INSTRUCTIONS FOR THE TASK → Repeat the material exactly as it appears.
begin THE INPUT
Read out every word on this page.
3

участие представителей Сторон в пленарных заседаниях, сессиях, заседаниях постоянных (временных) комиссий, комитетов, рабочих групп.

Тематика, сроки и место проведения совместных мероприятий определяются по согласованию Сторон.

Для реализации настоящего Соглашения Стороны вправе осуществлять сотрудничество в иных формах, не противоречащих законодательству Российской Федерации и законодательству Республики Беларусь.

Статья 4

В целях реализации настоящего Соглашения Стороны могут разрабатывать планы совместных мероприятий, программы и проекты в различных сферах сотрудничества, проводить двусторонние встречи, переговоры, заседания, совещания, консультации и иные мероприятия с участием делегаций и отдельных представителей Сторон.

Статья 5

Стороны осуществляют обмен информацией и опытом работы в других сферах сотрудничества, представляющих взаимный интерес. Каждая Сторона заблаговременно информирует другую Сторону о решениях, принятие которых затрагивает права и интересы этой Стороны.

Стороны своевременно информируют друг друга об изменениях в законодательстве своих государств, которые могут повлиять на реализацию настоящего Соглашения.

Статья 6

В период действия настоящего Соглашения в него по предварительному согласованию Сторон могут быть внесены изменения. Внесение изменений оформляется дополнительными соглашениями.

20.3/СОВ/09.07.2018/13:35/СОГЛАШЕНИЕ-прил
end THE INPUT
RESPONSE FOR THIS EXERCISE →
Read out every word on this page.
3

участие представителей Сторон в пленарных заседаниях, сессиях, заседаниях постоянных (временных) комиссий, комитетов, рабочих групп.

Тематика, сроки и место проведения совместных мероприятий определяются по согласованию Сторон.

Для реализации настоящего Соглашения Стороны вправе осуществлять сотрудничество в иных формах, не противоречащих законодательству Российской Федерации и законодательству Республики Беларусь.

Статья 4

В целях реализации настоящего Соглашения Стороны могут разрабатывать планы совместных мероприятий, программы и проекты в различных сферах сотрудничества, проводить двусторонние встречи, переговоры, заседания, совещания, консультации и иные мероприятия с участием делегаций и отдельных представителей Сторон.

Статья 5

Стороны осуществляют обмен информацией и опытом работы в других сферах сотрудничества, представляющих взаимный интерес. Каждая Сторона заблаговременно информирует другую Сторону о решениях, принятие которых затрагивает права и интересы этой Стороны.

Стороны своевременно информируют друг друга об изменениях в законодательстве своих государств, которые могут повлиять на реализацию настоящего Соглашения.

Статья 6

В период действия настоящего Соглашения в него по предварительному согласованию Сторон могут быть внесены изменения. Внесение изменений оформляется дополнительными соглашениями.

20.3/СОВ/09.07.2018/13:35/СОГЛАШЕНИЕ-прил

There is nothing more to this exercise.